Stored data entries
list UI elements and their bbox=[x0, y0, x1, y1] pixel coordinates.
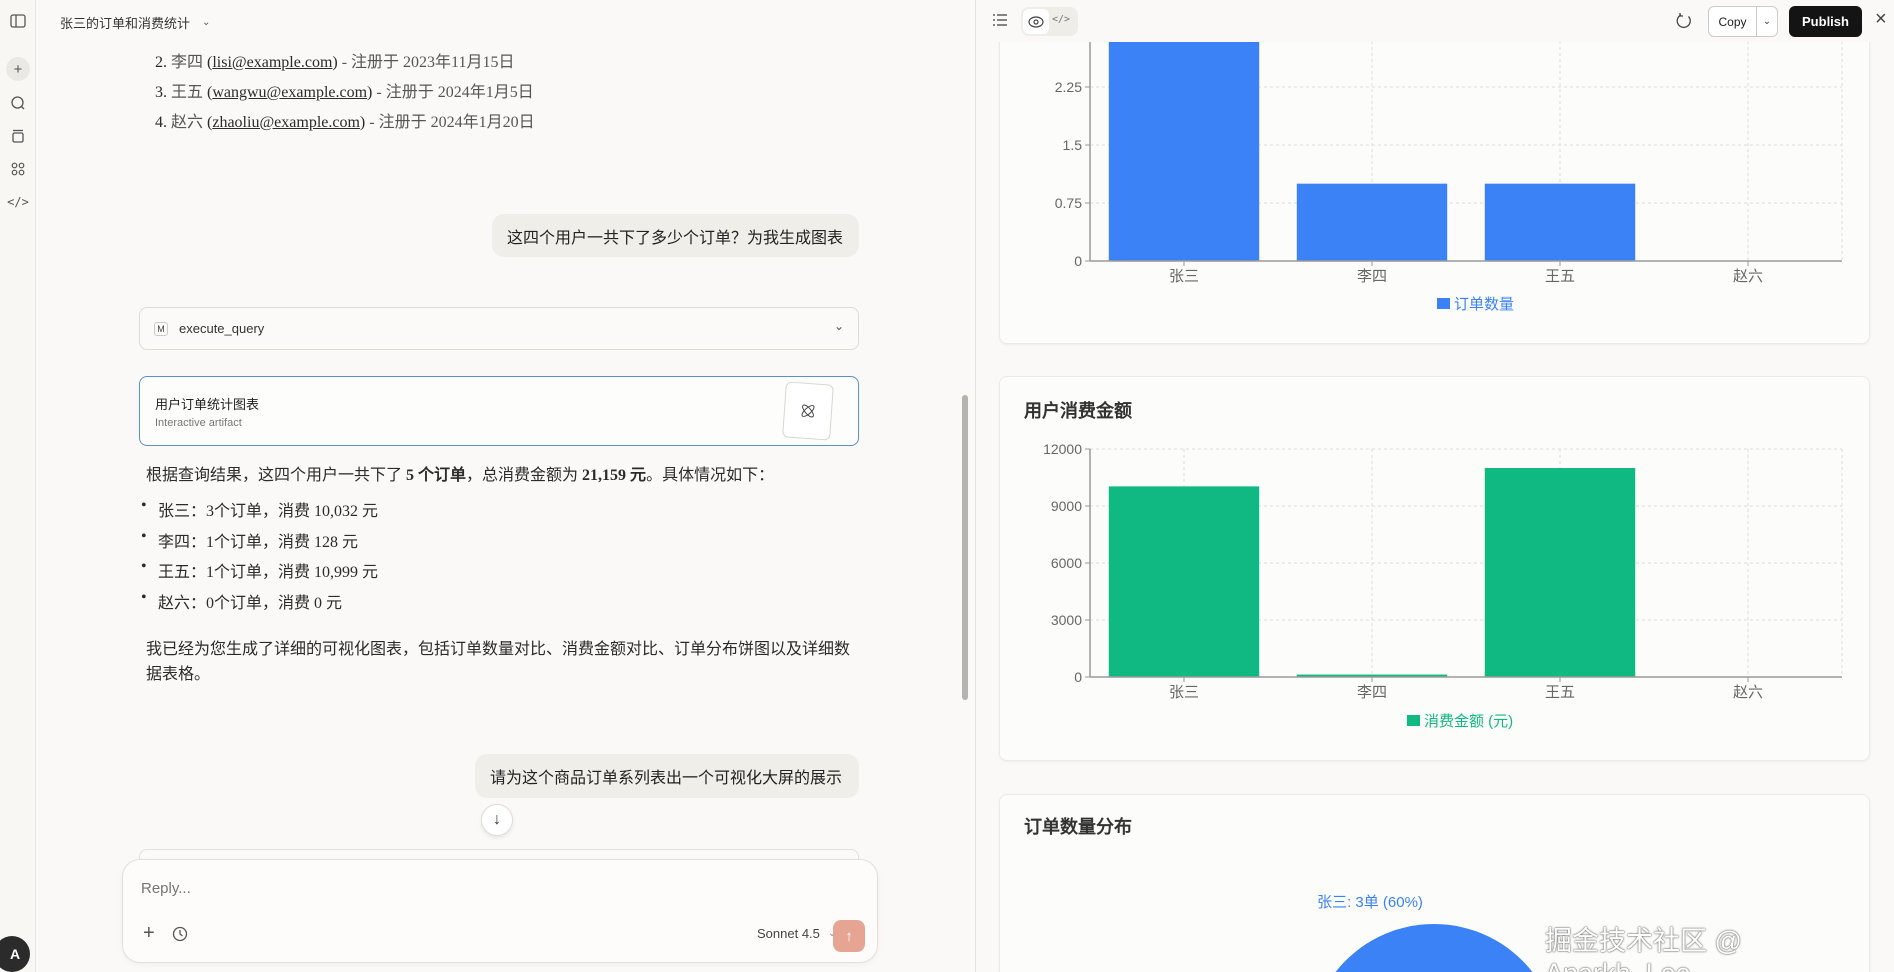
sidebar-toggle-icon[interactable] bbox=[6, 9, 30, 33]
copy-button-group: Copy ⌄ bbox=[1708, 6, 1778, 37]
artifact-thumbnail bbox=[782, 381, 834, 441]
artifact-title: 用户订单统计图表 bbox=[155, 397, 260, 412]
tool-name: execute_query bbox=[179, 321, 265, 336]
code-view-icon[interactable]: </> bbox=[1052, 14, 1071, 25]
legend-swatch bbox=[1407, 715, 1420, 726]
atom-icon bbox=[801, 404, 815, 418]
chats-icon[interactable] bbox=[6, 91, 30, 115]
email-link[interactable]: zhaoliu@example.com bbox=[212, 114, 360, 131]
bullet-item: 李四：1个订单，消费 128 元 bbox=[141, 528, 358, 552]
y-tick-label: 6000 bbox=[1051, 555, 1082, 571]
message-text: 这四个用户一共下了多少个订单？为我生成图表 bbox=[507, 229, 844, 247]
x-tick-label: 张三 bbox=[1169, 268, 1199, 285]
view-toggle: </> bbox=[1021, 7, 1078, 36]
artifacts-icon[interactable] bbox=[6, 157, 30, 181]
conversation-title-text: 张三的订单和消费统计 bbox=[60, 16, 191, 31]
bar-李四 bbox=[1296, 674, 1448, 677]
chart-card-orders: 0 0.75 1.5 2.25 张三 李四 王五 赵六订单数量 bbox=[999, 0, 1870, 344]
model-name: Sonnet 4.5 bbox=[757, 926, 820, 941]
send-button[interactable]: ↑ bbox=[833, 920, 865, 952]
reply-input[interactable] bbox=[141, 880, 741, 897]
user-message: 请为这个商品订单系列表出一个可视化大屏的展示 bbox=[475, 754, 859, 798]
history-icon[interactable] bbox=[172, 926, 188, 947]
y-tick-label: 9000 bbox=[1051, 498, 1082, 514]
legend-label: 消费金额 (元) bbox=[1424, 713, 1513, 730]
x-tick-label: 赵六 bbox=[1733, 268, 1763, 285]
artifact-header: </> Copy ⌄ Publish × bbox=[976, 0, 1894, 42]
y-tick-label: 0 bbox=[1074, 253, 1082, 269]
artifact-subtitle: Interactive artifact bbox=[155, 417, 242, 429]
email-link[interactable]: wangwu@example.com bbox=[212, 84, 368, 101]
y-tick-label: 1.5 bbox=[1063, 137, 1083, 153]
refresh-icon[interactable] bbox=[1675, 12, 1693, 35]
bar-李四 bbox=[1296, 183, 1448, 261]
user-message: 这四个用户一共下了多少个订单？为我生成图表 bbox=[492, 214, 859, 257]
tool-badge: M bbox=[154, 322, 168, 336]
code-icon[interactable]: </> bbox=[7, 195, 29, 209]
bullet-item: 张三：3个订单，消费 10,032 元 bbox=[141, 497, 378, 521]
user-list-item: 4. 赵六 (zhaoliu@example.com) - 注册于 2024年1… bbox=[155, 114, 535, 131]
chat-panel: 张三的订单和消费统计 ⌄ 2. 李四 (lisi@example.com) - … bbox=[36, 0, 975, 972]
legend-swatch bbox=[1437, 298, 1450, 309]
model-selector[interactable]: Sonnet 4.5 ⌄ bbox=[757, 926, 836, 941]
x-tick-label: 李四 bbox=[1357, 684, 1387, 701]
user-list-item: 3. 王五 (wangwu@example.com) - 注册于 2024年1月… bbox=[155, 84, 534, 101]
summary-paragraph: 根据查询结果，这四个用户一共下了 5 个订单，总消费金额为 21,159 元。具… bbox=[146, 467, 775, 484]
chart-card-spending: 用户消费金额 0 3000 6000 9000 12000 张三 李四 王五 赵六消费金额 (元… bbox=[999, 376, 1870, 761]
composer: + Sonnet 4.5 ⌄ ↑ bbox=[122, 859, 878, 963]
chevron-down-icon: ⌄ bbox=[828, 928, 836, 939]
chevron-down-icon: ⌄ bbox=[202, 17, 211, 28]
tool-call-execute-query[interactable]: M execute_query ⌄ bbox=[139, 307, 859, 350]
scroll-down-button[interactable]: ↓ bbox=[481, 804, 513, 836]
pie-label: 张三: 3单 (60%) bbox=[1317, 894, 1423, 911]
x-tick-label: 王五 bbox=[1545, 684, 1575, 701]
x-tick-label: 王五 bbox=[1545, 268, 1575, 285]
conversation-title[interactable]: 张三的订单和消费统计 ⌄ bbox=[60, 13, 210, 32]
orders-pie-chart: 张三: 3单 (60%) bbox=[1317, 894, 1533, 972]
avatar[interactable]: A bbox=[0, 936, 30, 972]
email-link[interactable]: lisi@example.com bbox=[212, 54, 333, 71]
bar-王五 bbox=[1484, 468, 1636, 677]
add-attachment-button[interactable]: + bbox=[143, 922, 155, 944]
y-tick-label: 0.75 bbox=[1055, 195, 1082, 211]
preview-eye-icon[interactable] bbox=[1023, 9, 1049, 34]
x-tick-label: 李四 bbox=[1357, 268, 1387, 285]
user-list-item: 2. 李四 (lisi@example.com) - 注册于 2023年11月1… bbox=[155, 54, 515, 71]
artifact-panel: </> Copy ⌄ Publish × 0 0.75 1.5 2.25 张三 李四 王五赵… bbox=[975, 0, 1894, 972]
chart-title: 订单数量分布 bbox=[1024, 817, 1132, 837]
left-rail: + </> A bbox=[0, 0, 36, 972]
bar-王五 bbox=[1484, 183, 1636, 261]
chart-card-distribution: 订单数量分布 张三: 3单 (60%) bbox=[999, 794, 1870, 972]
arrow-up-icon: ↑ bbox=[845, 927, 853, 945]
y-tick-label: 12000 bbox=[1043, 441, 1082, 457]
x-tick-label: 赵六 bbox=[1733, 684, 1763, 701]
closing-paragraph: 我已经为您生成了详细的可视化图表，包括订单数量对比、消费金额对比、订单分布饼图以… bbox=[146, 641, 851, 683]
close-icon[interactable]: × bbox=[1875, 8, 1887, 30]
chart-title: 用户消费金额 bbox=[1024, 401, 1132, 421]
list-icon[interactable] bbox=[992, 13, 1008, 32]
new-chat-icon[interactable]: + bbox=[6, 57, 30, 81]
watermark: 掘金技术社区 @ Anarkh_Lee bbox=[1545, 926, 1742, 972]
message-text: 请为这个商品订单系列表出一个可视化大屏的展示 bbox=[490, 770, 843, 787]
x-tick-label: 张三 bbox=[1169, 684, 1199, 701]
copy-button[interactable]: Copy bbox=[1709, 7, 1757, 36]
bullet-item: 赵六：0个订单，消费 0 元 bbox=[141, 589, 342, 613]
pie-slice-张三 bbox=[1335, 924, 1533, 972]
bar-张三 bbox=[1108, 29, 1260, 261]
artifact-card[interactable]: 用户订单统计图表 Interactive artifact bbox=[139, 376, 859, 446]
y-tick-label: 2.25 bbox=[1055, 79, 1082, 95]
y-tick-label: 3000 bbox=[1051, 612, 1082, 628]
projects-icon[interactable] bbox=[6, 124, 30, 148]
publish-button[interactable]: Publish bbox=[1789, 6, 1862, 37]
bullet-item: 王五：1个订单，消费 10,999 元 bbox=[141, 558, 378, 582]
copy-options-chevron-icon[interactable]: ⌄ bbox=[1762, 16, 1772, 27]
bar-张三 bbox=[1108, 486, 1260, 677]
legend-label: 订单数量 bbox=[1454, 296, 1514, 313]
chevron-down-icon: ⌄ bbox=[833, 319, 844, 333]
y-tick-label: 0 bbox=[1074, 669, 1082, 685]
arrow-down-icon: ↓ bbox=[493, 811, 501, 828]
chat-scrollbar[interactable] bbox=[962, 395, 968, 700]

■ **WORK TO BE COMPLETED**: Write out all of these lines again with "bullet-item" swapped for "list-entry" and nothing else changed, leaving the pictures out.

■ **CORRECT OUTPUT**:
list UI elements and their bbox=[x0, y0, x1, y1] pixel coordinates.
sidebar-toggle-icon[interactable] bbox=[6, 9, 30, 33]
copy-button-group: Copy ⌄ bbox=[1708, 6, 1778, 37]
artifact-thumbnail bbox=[782, 381, 834, 441]
artifact-title: 用户订单统计图表 bbox=[155, 397, 260, 412]
tool-name: execute_query bbox=[179, 321, 265, 336]
code-view-icon[interactable]: </> bbox=[1052, 14, 1071, 25]
legend-swatch bbox=[1407, 715, 1420, 726]
atom-icon bbox=[801, 404, 815, 418]
chats-icon[interactable] bbox=[6, 91, 30, 115]
email-link[interactable]: zhaoliu@example.com bbox=[212, 114, 360, 131]
list-entry: 李四：1个订单，消费 128 元 bbox=[141, 528, 358, 552]
y-tick-label: 6000 bbox=[1051, 555, 1082, 571]
message-text: 这四个用户一共下了多少个订单？为我生成图表 bbox=[507, 229, 844, 247]
x-tick-label: 张三 bbox=[1169, 268, 1199, 285]
view-toggle: </> bbox=[1021, 7, 1078, 36]
artifacts-icon[interactable] bbox=[6, 157, 30, 181]
conversation-title-text: 张三的订单和消费统计 bbox=[60, 16, 191, 31]
bar-李四 bbox=[1296, 674, 1448, 677]
chart-card-orders: 0 0.75 1.5 2.25 张三 李四 王五 赵六订单数量 bbox=[999, 0, 1870, 344]
model-name: Sonnet 4.5 bbox=[757, 926, 820, 941]
send-button[interactable]: ↑ bbox=[833, 920, 865, 952]
reply-input[interactable] bbox=[141, 880, 741, 897]
user-message: 请为这个商品订单系列表出一个可视化大屏的展示 bbox=[475, 754, 859, 798]
history-icon[interactable] bbox=[172, 926, 188, 947]
y-tick-label: 9000 bbox=[1051, 498, 1082, 514]
legend-label: 消费金额 (元) bbox=[1424, 713, 1513, 730]
x-tick-label: 赵六 bbox=[1733, 268, 1763, 285]
artifact-header: </> Copy ⌄ Publish × bbox=[976, 0, 1894, 42]
y-tick-label: 0 bbox=[1074, 253, 1082, 269]
artifact-subtitle: Interactive artifact bbox=[155, 417, 242, 429]
email-link[interactable]: wangwu@example.com bbox=[212, 84, 368, 101]
y-tick-label: 1.5 bbox=[1063, 137, 1083, 153]
refresh-icon[interactable] bbox=[1675, 12, 1693, 35]
bar-李四 bbox=[1296, 183, 1448, 261]
user-message: 这四个用户一共下了多少个订单？为我生成图表 bbox=[492, 214, 859, 257]
tool-badge: M bbox=[154, 322, 168, 336]
code-icon[interactable]: </> bbox=[7, 195, 29, 209]
list-entry: 张三：3个订单，消费 10,032 元 bbox=[141, 497, 378, 521]
user-list-item: 4. 赵六 (zhaoliu@example.com) - 注册于 2024年1… bbox=[155, 114, 535, 131]
chat-panel: 张三的订单和消费统计 ⌄ 2. 李四 (lisi@example.com) - … bbox=[36, 0, 975, 972]
legend-swatch bbox=[1437, 298, 1450, 309]
model-selector[interactable]: Sonnet 4.5 ⌄ bbox=[757, 926, 836, 941]
x-tick-label: 李四 bbox=[1357, 684, 1387, 701]
user-list-item: 3. 王五 (wangwu@example.com) - 注册于 2024年1月… bbox=[155, 84, 534, 101]
summary-paragraph: 根据查询结果，这四个用户一共下了 5 个订单，总消费金额为 21,159 元。具… bbox=[146, 467, 775, 484]
chart-card-spending: 用户消费金额 0 3000 6000 9000 12000 张三 李四 王五 赵六消费金额 (元… bbox=[999, 376, 1870, 761]
composer: + Sonnet 4.5 ⌄ ↑ bbox=[122, 859, 878, 963]
chevron-down-icon: ⌄ bbox=[828, 928, 836, 939]
chevron-down-icon: ⌄ bbox=[202, 17, 211, 28]
tool-call-execute-query[interactable]: M execute_query ⌄ bbox=[139, 307, 859, 350]
scroll-down-button[interactable]: ↓ bbox=[481, 804, 513, 836]
pie-label: 张三: 3单 (60%) bbox=[1317, 894, 1423, 911]
x-tick-label: 王五 bbox=[1545, 684, 1575, 701]
x-tick-label: 王五 bbox=[1545, 268, 1575, 285]
conversation-title[interactable]: 张三的订单和消费统计 ⌄ bbox=[60, 13, 210, 32]
orders-pie-chart: 张三: 3单 (60%) bbox=[1317, 894, 1533, 972]
avatar[interactable]: A bbox=[0, 936, 30, 972]
email-link[interactable]: lisi@example.com bbox=[212, 54, 333, 71]
bar-王五 bbox=[1484, 468, 1636, 677]
add-attachment-button[interactable]: + bbox=[143, 922, 155, 944]
y-tick-label: 0.75 bbox=[1055, 195, 1082, 211]
preview-eye-icon[interactable] bbox=[1023, 9, 1049, 34]
x-tick-label: 李四 bbox=[1357, 268, 1387, 285]
user-list-item: 2. 李四 (lisi@example.com) - 注册于 2023年11月1… bbox=[155, 54, 515, 71]
artifact-panel: </> Copy ⌄ Publish × 0 0.75 1.5 2.25 张三 李四 王五赵… bbox=[975, 0, 1894, 972]
chart-title: 订单数量分布 bbox=[1024, 817, 1132, 837]
left-rail: + </> A bbox=[0, 0, 36, 972]
bar-王五 bbox=[1484, 183, 1636, 261]
chart-card-distribution: 订单数量分布 张三: 3单 (60%) bbox=[999, 794, 1870, 972]
arrow-up-icon: ↑ bbox=[845, 927, 853, 945]
y-tick-label: 12000 bbox=[1043, 441, 1082, 457]
x-tick-label: 赵六 bbox=[1733, 684, 1763, 701]
closing-paragraph: 我已经为您生成了详细的可视化图表，包括订单数量对比、消费金额对比、订单分布饼图以… bbox=[146, 641, 851, 683]
close-icon[interactable]: × bbox=[1875, 8, 1887, 30]
chart-title: 用户消费金额 bbox=[1024, 401, 1132, 421]
list-icon[interactable] bbox=[992, 13, 1008, 32]
new-chat-icon[interactable]: + bbox=[6, 57, 30, 81]
watermark: 掘金技术社区 @ Anarkh_Lee bbox=[1545, 926, 1742, 972]
message-text: 请为这个商品订单系列表出一个可视化大屏的展示 bbox=[490, 770, 843, 787]
x-tick-label: 张三 bbox=[1169, 684, 1199, 701]
copy-button[interactable]: Copy bbox=[1709, 7, 1757, 36]
list-entry: 赵六：0个订单，消费 0 元 bbox=[141, 589, 342, 613]
pie-slice-张三 bbox=[1335, 924, 1533, 972]
bar-张三 bbox=[1108, 29, 1260, 261]
artifact-card[interactable]: 用户订单统计图表 Interactive artifact bbox=[139, 376, 859, 446]
y-tick-label: 2.25 bbox=[1055, 79, 1082, 95]
y-tick-label: 3000 bbox=[1051, 612, 1082, 628]
projects-icon[interactable] bbox=[6, 124, 30, 148]
publish-button[interactable]: Publish bbox=[1789, 6, 1862, 37]
list-entry: 王五：1个订单，消费 10,999 元 bbox=[141, 558, 378, 582]
copy-options-chevron-icon[interactable]: ⌄ bbox=[1762, 16, 1772, 27]
bar-张三 bbox=[1108, 486, 1260, 677]
legend-label: 订单数量 bbox=[1454, 296, 1514, 313]
chevron-down-icon: ⌄ bbox=[833, 319, 844, 333]
y-tick-label: 0 bbox=[1074, 669, 1082, 685]
arrow-down-icon: ↓ bbox=[493, 811, 501, 828]
chat-scrollbar[interactable] bbox=[962, 395, 968, 700]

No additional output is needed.